• WHAT IS NEEDED: Report each line from the data below that holds the word "Sodium".

== Segment start ==

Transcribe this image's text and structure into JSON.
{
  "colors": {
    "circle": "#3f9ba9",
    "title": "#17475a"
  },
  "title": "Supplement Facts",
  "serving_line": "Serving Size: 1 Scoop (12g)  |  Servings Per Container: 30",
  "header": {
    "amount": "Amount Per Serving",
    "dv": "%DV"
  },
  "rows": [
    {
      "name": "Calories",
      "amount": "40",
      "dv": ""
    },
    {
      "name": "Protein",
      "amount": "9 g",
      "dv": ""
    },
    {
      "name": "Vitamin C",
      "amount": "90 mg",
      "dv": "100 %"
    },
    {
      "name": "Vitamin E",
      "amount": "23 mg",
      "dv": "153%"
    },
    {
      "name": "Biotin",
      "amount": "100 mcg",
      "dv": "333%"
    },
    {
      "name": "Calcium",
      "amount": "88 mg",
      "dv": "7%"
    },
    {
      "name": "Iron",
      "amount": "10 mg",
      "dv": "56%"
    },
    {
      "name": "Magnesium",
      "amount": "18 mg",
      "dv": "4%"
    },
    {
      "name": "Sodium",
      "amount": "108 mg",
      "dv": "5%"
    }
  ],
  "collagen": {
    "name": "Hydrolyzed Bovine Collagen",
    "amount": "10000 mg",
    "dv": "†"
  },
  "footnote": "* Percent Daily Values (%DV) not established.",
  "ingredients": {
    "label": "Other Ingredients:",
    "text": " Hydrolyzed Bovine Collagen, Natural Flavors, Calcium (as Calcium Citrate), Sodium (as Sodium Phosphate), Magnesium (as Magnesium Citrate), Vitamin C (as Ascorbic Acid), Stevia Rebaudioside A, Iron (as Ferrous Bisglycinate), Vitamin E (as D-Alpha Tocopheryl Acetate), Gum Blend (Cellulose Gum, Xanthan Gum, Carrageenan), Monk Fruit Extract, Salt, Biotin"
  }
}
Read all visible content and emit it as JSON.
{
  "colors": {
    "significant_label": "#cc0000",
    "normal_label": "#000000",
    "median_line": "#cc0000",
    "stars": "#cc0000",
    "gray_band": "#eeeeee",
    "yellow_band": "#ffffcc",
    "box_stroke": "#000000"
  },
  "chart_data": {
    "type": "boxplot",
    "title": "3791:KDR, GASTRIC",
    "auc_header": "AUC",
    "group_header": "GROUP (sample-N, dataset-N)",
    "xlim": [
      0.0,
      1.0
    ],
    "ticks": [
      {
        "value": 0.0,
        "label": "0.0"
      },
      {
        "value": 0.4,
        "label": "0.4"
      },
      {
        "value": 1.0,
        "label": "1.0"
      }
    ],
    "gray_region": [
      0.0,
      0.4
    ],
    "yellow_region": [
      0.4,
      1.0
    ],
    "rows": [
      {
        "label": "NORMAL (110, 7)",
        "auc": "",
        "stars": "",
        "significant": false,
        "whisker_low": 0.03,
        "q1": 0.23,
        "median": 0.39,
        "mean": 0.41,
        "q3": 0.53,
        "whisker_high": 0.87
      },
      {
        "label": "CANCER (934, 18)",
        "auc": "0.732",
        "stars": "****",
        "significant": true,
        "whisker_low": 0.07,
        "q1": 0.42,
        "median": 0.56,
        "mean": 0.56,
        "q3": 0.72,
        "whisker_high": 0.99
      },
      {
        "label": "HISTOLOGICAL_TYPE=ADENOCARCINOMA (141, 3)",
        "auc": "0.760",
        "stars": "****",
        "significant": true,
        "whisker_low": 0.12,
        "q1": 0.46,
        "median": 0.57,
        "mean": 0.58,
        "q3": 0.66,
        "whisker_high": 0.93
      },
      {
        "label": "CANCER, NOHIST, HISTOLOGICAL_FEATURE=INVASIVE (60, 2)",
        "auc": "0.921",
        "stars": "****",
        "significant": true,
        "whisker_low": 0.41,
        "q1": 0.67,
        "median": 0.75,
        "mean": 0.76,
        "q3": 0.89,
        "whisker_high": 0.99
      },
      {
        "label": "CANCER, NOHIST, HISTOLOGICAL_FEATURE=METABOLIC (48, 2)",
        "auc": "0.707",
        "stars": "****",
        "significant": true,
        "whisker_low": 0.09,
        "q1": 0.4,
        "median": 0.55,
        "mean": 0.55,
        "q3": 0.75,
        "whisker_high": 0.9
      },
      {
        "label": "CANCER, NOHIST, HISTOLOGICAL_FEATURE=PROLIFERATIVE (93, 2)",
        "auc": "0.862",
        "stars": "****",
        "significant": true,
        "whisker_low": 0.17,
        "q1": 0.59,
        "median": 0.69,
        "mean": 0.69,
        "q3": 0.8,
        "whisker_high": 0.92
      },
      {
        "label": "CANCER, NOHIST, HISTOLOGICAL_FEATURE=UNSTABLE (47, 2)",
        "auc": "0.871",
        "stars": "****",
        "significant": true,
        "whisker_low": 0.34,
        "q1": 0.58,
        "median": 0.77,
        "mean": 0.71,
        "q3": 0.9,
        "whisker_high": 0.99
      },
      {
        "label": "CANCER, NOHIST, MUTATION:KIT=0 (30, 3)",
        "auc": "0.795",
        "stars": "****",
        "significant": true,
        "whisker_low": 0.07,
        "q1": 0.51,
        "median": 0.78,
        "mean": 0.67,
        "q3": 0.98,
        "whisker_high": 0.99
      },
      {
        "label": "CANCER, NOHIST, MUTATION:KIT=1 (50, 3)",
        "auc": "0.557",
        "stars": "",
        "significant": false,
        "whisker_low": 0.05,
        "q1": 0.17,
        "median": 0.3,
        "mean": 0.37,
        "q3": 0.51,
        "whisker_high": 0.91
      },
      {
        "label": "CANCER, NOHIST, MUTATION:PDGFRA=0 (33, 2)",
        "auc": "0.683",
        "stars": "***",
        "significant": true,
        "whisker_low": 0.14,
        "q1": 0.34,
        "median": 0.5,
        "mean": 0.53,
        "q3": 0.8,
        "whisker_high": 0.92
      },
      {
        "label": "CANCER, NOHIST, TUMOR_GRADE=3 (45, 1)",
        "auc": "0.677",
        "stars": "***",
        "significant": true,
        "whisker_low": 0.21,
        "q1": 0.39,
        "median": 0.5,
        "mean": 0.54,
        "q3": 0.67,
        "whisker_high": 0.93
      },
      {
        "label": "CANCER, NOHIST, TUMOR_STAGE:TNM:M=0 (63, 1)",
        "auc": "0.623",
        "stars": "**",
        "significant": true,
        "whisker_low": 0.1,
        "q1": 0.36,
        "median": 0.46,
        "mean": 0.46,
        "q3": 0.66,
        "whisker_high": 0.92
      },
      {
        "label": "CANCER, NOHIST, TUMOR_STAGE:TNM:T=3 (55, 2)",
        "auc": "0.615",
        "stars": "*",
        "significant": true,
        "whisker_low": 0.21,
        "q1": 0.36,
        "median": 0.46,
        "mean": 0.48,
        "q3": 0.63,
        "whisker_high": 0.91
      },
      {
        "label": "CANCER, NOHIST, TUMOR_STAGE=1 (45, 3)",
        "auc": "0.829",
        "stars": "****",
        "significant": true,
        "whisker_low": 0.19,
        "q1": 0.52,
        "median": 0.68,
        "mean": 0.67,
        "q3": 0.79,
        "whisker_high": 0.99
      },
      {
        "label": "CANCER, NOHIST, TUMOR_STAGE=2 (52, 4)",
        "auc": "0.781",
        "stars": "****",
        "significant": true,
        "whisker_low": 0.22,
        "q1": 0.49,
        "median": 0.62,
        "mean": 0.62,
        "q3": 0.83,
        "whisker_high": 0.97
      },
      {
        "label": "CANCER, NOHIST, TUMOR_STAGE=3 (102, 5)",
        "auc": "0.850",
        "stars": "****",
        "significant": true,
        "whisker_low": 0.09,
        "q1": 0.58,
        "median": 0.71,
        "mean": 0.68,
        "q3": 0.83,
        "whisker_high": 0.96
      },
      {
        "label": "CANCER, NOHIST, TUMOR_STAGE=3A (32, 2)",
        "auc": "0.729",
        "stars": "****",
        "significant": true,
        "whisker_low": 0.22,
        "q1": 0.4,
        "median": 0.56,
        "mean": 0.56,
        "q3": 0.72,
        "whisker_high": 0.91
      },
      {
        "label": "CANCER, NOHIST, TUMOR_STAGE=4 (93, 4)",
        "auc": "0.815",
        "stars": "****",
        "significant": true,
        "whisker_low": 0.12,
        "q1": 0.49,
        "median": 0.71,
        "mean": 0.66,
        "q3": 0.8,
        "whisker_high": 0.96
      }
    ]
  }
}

== Segment end ==

• SOLUTION TO THE EXERCISE:
      "name": "Sodium",
    "text": " Hydrolyzed Bovine Collagen, Natural Flavors, Calcium (as Calcium Citrate), Sodium (as Sodium Phosphate), Magnesium (as Magnesium Citrate), Vitamin C (as Ascorbic Acid), Stevia Rebaudioside A, Iron (as Ferrous Bisglycinate), Vitamin E (as D-Alpha Tocopheryl Acetate), Gum Blend (Cellulose Gum, Xanthan Gum, Carrageenan), Monk Fruit Extract, Salt, Biotin"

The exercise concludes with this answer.